● TASK REQUIREMENTS: All lines holding the string "strategy" are to be shown.

● Excerpt from a dataset:
** begin **

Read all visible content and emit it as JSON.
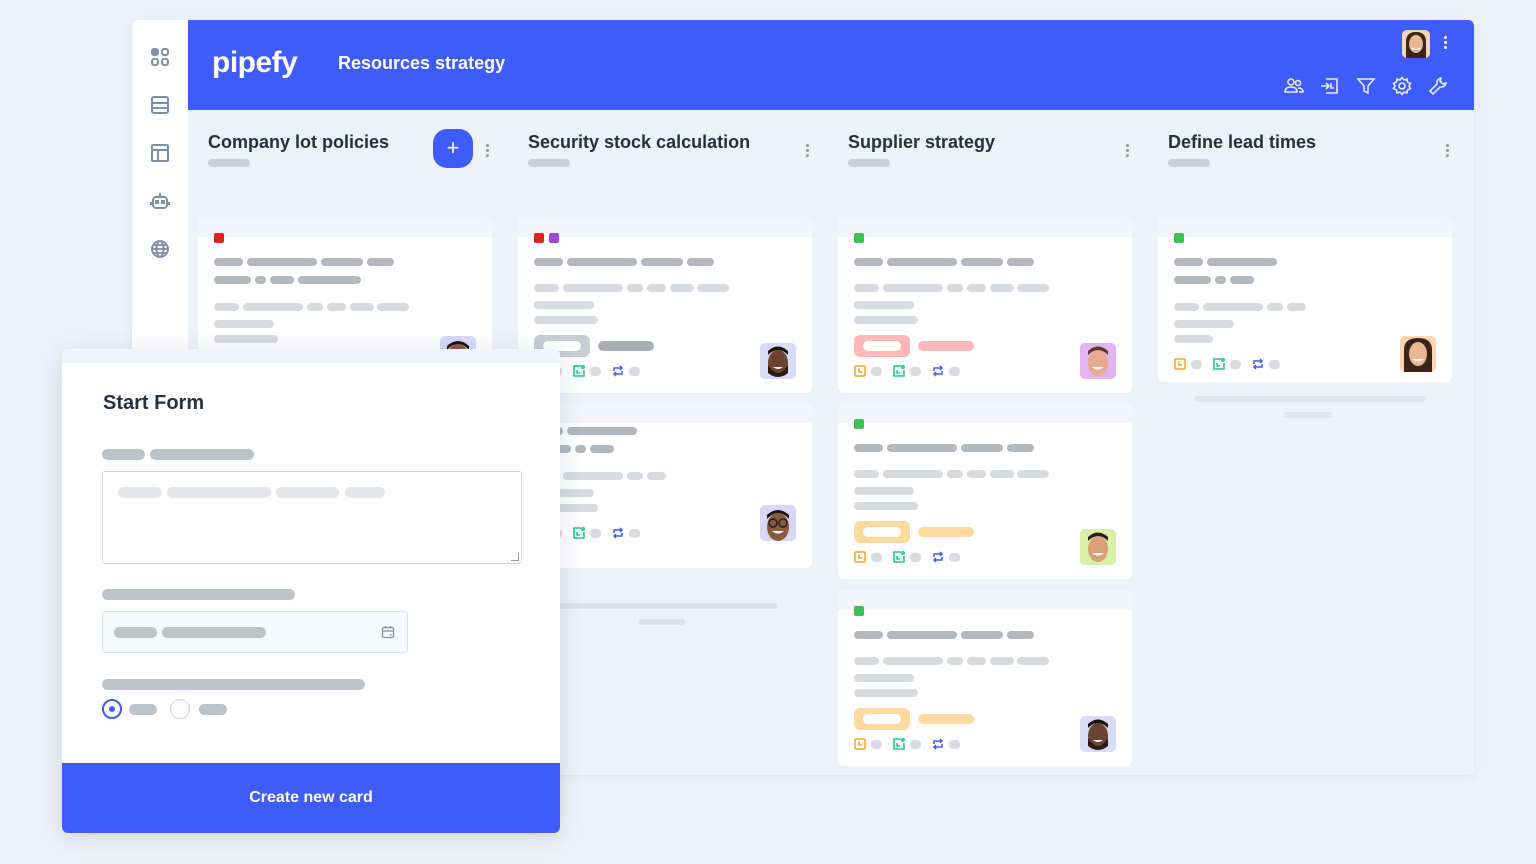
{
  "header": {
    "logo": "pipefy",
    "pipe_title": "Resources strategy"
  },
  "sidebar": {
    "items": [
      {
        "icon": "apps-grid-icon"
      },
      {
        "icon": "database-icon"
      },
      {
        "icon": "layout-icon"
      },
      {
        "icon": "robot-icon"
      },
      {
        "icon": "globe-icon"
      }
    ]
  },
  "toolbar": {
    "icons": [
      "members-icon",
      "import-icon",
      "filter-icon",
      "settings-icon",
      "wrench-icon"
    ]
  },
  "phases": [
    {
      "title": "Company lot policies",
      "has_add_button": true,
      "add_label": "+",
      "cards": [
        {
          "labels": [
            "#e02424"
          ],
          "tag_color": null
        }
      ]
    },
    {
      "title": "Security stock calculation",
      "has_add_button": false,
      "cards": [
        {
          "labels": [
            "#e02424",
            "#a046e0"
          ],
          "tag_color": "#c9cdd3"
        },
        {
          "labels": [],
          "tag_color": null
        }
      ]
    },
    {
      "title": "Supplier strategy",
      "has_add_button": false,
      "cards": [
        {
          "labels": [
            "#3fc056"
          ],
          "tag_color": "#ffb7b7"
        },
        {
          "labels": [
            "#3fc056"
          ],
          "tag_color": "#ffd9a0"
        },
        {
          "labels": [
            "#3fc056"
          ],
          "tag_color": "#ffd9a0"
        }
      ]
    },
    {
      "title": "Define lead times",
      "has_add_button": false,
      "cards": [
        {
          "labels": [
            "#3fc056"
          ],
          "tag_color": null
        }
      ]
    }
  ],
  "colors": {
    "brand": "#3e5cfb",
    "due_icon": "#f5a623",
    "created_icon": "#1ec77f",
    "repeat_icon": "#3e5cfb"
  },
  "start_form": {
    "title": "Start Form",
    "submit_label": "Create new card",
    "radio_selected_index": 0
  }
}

** end **

● WRITTEN ANSWER:
    "pipe_title": "Resources strategy"
      "title": "Supplier strategy",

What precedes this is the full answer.